Material:
____________
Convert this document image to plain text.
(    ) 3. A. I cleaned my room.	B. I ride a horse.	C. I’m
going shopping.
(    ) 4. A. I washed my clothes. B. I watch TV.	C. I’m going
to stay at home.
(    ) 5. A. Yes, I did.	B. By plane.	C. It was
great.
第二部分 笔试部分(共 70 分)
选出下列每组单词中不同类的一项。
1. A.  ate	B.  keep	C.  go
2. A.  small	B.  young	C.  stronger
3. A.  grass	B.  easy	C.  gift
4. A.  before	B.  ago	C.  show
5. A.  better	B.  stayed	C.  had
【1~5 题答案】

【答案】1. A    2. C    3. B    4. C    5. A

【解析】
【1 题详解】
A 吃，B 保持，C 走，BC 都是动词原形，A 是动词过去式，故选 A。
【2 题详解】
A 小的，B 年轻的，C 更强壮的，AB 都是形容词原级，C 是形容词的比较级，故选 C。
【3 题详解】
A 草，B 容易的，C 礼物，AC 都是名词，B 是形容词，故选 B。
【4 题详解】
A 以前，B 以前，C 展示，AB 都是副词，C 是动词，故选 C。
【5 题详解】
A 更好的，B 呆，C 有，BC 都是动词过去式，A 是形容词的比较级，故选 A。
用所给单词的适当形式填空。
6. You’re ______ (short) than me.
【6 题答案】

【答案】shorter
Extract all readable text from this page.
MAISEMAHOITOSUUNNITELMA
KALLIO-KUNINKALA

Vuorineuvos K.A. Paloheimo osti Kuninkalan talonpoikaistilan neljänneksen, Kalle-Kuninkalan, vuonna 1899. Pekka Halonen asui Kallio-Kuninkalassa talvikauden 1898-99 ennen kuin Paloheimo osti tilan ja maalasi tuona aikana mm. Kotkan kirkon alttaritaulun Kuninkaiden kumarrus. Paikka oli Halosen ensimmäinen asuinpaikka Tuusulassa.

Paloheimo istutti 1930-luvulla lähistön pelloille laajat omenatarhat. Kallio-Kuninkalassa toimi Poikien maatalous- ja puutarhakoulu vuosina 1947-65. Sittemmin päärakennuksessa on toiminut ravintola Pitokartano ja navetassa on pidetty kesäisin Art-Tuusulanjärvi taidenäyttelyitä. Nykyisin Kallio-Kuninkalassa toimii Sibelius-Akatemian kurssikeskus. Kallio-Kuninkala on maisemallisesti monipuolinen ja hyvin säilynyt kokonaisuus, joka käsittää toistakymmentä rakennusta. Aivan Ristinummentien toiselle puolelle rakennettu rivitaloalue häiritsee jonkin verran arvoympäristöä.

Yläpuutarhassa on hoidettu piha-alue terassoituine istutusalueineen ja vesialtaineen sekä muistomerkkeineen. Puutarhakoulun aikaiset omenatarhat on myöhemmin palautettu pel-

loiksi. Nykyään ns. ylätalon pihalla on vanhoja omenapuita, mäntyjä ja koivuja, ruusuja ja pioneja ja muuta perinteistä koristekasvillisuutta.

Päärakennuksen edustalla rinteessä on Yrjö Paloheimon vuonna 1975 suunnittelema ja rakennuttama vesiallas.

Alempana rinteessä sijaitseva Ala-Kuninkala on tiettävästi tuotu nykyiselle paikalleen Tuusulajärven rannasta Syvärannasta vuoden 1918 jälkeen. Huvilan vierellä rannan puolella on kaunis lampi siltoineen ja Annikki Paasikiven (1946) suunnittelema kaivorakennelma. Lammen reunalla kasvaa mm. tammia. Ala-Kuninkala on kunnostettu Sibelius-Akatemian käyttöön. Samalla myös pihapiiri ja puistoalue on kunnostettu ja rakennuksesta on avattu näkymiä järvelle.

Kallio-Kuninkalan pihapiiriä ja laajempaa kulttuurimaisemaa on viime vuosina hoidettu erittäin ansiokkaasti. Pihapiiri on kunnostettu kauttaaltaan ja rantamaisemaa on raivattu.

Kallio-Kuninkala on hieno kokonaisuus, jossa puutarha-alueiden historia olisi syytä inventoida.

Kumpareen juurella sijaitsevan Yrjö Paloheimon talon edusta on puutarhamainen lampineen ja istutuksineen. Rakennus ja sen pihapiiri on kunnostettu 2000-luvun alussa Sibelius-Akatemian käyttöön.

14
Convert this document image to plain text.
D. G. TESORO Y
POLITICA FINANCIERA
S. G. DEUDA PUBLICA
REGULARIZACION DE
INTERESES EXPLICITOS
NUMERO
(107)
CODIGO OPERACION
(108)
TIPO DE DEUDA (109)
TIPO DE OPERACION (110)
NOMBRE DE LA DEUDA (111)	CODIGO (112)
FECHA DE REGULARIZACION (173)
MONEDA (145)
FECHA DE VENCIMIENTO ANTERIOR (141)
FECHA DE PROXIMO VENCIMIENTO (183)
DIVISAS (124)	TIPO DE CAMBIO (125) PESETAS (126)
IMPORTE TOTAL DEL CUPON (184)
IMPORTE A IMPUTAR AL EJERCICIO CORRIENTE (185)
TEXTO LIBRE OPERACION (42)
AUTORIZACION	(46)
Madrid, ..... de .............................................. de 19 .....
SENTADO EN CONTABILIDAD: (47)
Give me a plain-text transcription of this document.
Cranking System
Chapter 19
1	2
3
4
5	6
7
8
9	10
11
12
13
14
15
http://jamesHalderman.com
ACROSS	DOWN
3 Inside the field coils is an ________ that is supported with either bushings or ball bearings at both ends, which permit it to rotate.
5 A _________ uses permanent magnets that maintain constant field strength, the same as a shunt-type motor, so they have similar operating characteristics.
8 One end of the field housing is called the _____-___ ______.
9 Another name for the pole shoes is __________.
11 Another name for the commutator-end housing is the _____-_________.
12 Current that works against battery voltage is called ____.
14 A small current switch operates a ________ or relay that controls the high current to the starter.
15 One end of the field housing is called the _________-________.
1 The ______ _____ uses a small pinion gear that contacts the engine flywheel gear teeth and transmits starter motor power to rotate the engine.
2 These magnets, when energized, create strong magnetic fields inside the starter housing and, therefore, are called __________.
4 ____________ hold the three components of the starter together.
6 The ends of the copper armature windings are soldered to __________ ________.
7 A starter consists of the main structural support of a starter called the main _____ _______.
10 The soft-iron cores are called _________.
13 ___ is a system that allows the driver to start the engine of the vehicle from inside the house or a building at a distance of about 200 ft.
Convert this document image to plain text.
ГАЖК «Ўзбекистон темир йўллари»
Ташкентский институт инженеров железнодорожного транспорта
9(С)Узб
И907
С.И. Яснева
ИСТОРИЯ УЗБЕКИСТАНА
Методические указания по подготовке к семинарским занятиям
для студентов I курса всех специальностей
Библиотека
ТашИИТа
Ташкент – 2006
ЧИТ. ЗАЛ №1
____________
What is being asked: Output the entries exactly.

Written solution:
Convert this document image to plain text.
(    ) 3. A. I cleaned my room.	B. I ride a horse.	C. I’m
going shopping.
(    ) 4. A. I washed my clothes. B. I watch TV.	C. I’m going
to stay at home.
(    ) 5. A. Yes, I did.	B. By plane.	C. It was
great.
第二部分 笔试部分(共 70 分)
选出下列每组单词中不同类的一项。
1. A.  ate	B.  keep	C.  go
2. A.  small	B.  young	C.  stronger
3. A.  grass	B.  easy	C.  gift
4. A.  before	B.  ago	C.  show
5. A.  better	B.  stayed	C.  had
【1~5 题答案】

【答案】1. A    2. C    3. B    4. C    5. A

【解析】
【1 题详解】
A 吃，B 保持，C 走，BC 都是动词原形，A 是动词过去式，故选 A。
【2 题详解】
A 小的，B 年轻的，C 更强壮的，AB 都是形容词原级，C 是形容词的比较级，故选 C。
【3 题详解】
A 草，B 容易的，C 礼物，AC 都是名词，B 是形容词，故选 B。
【4 题详解】
A 以前，B 以前，C 展示，AB 都是副词，C 是动词，故选 C。
【5 题详解】
A 更好的，B 呆，C 有，BC 都是动词过去式，A 是形容词的比较级，故选 A。
用所给单词的适当形式填空。
6. You’re ______ (short) than me.
【6 题答案】

【答案】shorter
Extract all readable text from this page.
MAISEMAHOITOSUUNNITELMA
KALLIO-KUNINKALA

Vuorineuvos K.A. Paloheimo osti Kuninkalan talonpoikaistilan neljänneksen, Kalle-Kuninkalan, vuonna 1899. Pekka Halonen asui Kallio-Kuninkalassa talvikauden 1898-99 ennen kuin Paloheimo osti tilan ja maalasi tuona aikana mm. Kotkan kirkon alttaritaulun Kuninkaiden kumarrus. Paikka oli Halosen ensimmäinen asuinpaikka Tuusulassa.

Paloheimo istutti 1930-luvulla lähistön pelloille laajat omenatarhat. Kallio-Kuninkalassa toimi Poikien maatalous- ja puutarhakoulu vuosina 1947-65. Sittemmin päärakennuksessa on toiminut ravintola Pitokartano ja navetassa on pidetty kesäisin Art-Tuusulanjärvi taidenäyttelyitä. Nykyisin Kallio-Kuninkalassa toimii Sibelius-Akatemian kurssikeskus. Kallio-Kuninkala on maisemallisesti monipuolinen ja hyvin säilynyt kokonaisuus, joka käsittää toistakymmentä rakennusta. Aivan Ristinummentien toiselle puolelle rakennettu rivitaloalue häiritsee jonkin verran arvoympäristöä.

Yläpuutarhassa on hoidettu piha-alue terassoituine istutusalueineen ja vesialtaineen sekä muistomerkkeineen. Puutarhakoulun aikaiset omenatarhat on myöhemmin palautettu pel-

loiksi. Nykyään ns. ylätalon pihalla on vanhoja omenapuita, mäntyjä ja koivuja, ruusuja ja pioneja ja muuta perinteistä koristekasvillisuutta.

Päärakennuksen edustalla rinteessä on Yrjö Paloheimon vuonna 1975 suunnittelema ja rakennuttama vesiallas.

Alempana rinteessä sijaitseva Ala-Kuninkala on tiettävästi tuotu nykyiselle paikalleen Tuusulajärven rannasta Syvärannasta vuoden 1918 jälkeen. Huvilan vierellä rannan puolella on kaunis lampi siltoineen ja Annikki Paasikiven (1946) suunnittelema kaivorakennelma. Lammen reunalla kasvaa mm. tammia. Ala-Kuninkala on kunnostettu Sibelius-Akatemian käyttöön. Samalla myös pihapiiri ja puistoalue on kunnostettu ja rakennuksesta on avattu näkymiä järvelle.

Kallio-Kuninkalan pihapiiriä ja laajempaa kulttuurimaisemaa on viime vuosina hoidettu erittäin ansiokkaasti. Pihapiiri on kunnostettu kauttaaltaan ja rantamaisemaa on raivattu.

Kallio-Kuninkala on hieno kokonaisuus, jossa puutarha-alueiden historia olisi syytä inventoida.

Kumpareen juurella sijaitsevan Yrjö Paloheimon talon edusta on puutarhamainen lampineen ja istutuksineen. Rakennus ja sen pihapiiri on kunnostettu 2000-luvun alussa Sibelius-Akatemian käyttöön.

14
Convert this document image to plain text.
D. G. TESORO Y
POLITICA FINANCIERA
S. G. DEUDA PUBLICA
REGULARIZACION DE
INTERESES EXPLICITOS
NUMERO
(107)
CODIGO OPERACION
(108)
TIPO DE DEUDA (109)
TIPO DE OPERACION (110)
NOMBRE DE LA DEUDA (111)	CODIGO (112)
FECHA DE REGULARIZACION (173)
MONEDA (145)
FECHA DE VENCIMIENTO ANTERIOR (141)
FECHA DE PROXIMO VENCIMIENTO (183)
DIVISAS (124)	TIPO DE CAMBIO (125) PESETAS (126)
IMPORTE TOTAL DEL CUPON (184)
IMPORTE A IMPUTAR AL EJERCICIO CORRIENTE (185)
TEXTO LIBRE OPERACION (42)
AUTORIZACION	(46)
Madrid, ..... de .............................................. de 19 .....
SENTADO EN CONTABILIDAD: (47)
Give me a plain-text transcription of this document.
Cranking System
Chapter 19
1	2
3
4
5	6
7
8
9	10
11
12
13
14
15
http://jamesHalderman.com
ACROSS	DOWN
3 Inside the field coils is an ________ that is supported with either bushings or ball bearings at both ends, which permit it to rotate.
5 A _________ uses permanent magnets that maintain constant field strength, the same as a shunt-type motor, so they have similar operating characteristics.
8 One end of the field housing is called the _____-___ ______.
9 Another name for the pole shoes is __________.
11 Another name for the commutator-end housing is the _____-_________.
12 Current that works against battery voltage is called ____.
14 A small current switch operates a ________ or relay that controls the high current to the starter.
15 One end of the field housing is called the _________-________.
1 The ______ _____ uses a small pinion gear that contacts the engine flywheel gear teeth and transmits starter motor power to rotate the engine.
2 These magnets, when energized, create strong magnetic fields inside the starter housing and, therefore, are called __________.
4 ____________ hold the three components of the starter together.
6 The ends of the copper armature windings are soldered to __________ ________.
7 A starter consists of the main structural support of a starter called the main _____ _______.
10 The soft-iron cores are called _________.
13 ___ is a system that allows the driver to start the engine of the vehicle from inside the house or a building at a distance of about 200 ft.
Convert this document image to plain text.
ГАЖК «Ўзбекистон темир йўллари»
Ташкентский институт инженеров железнодорожного транспорта
9(С)Узб
И907
С.И. Яснева
ИСТОРИЯ УЗБЕКИСТАНА
Методические указания по подготовке к семинарским занятиям
для студентов I курса всех специальностей
Библиотека
ТашИИТа
Ташкент – 2006
ЧИТ. ЗАЛ №1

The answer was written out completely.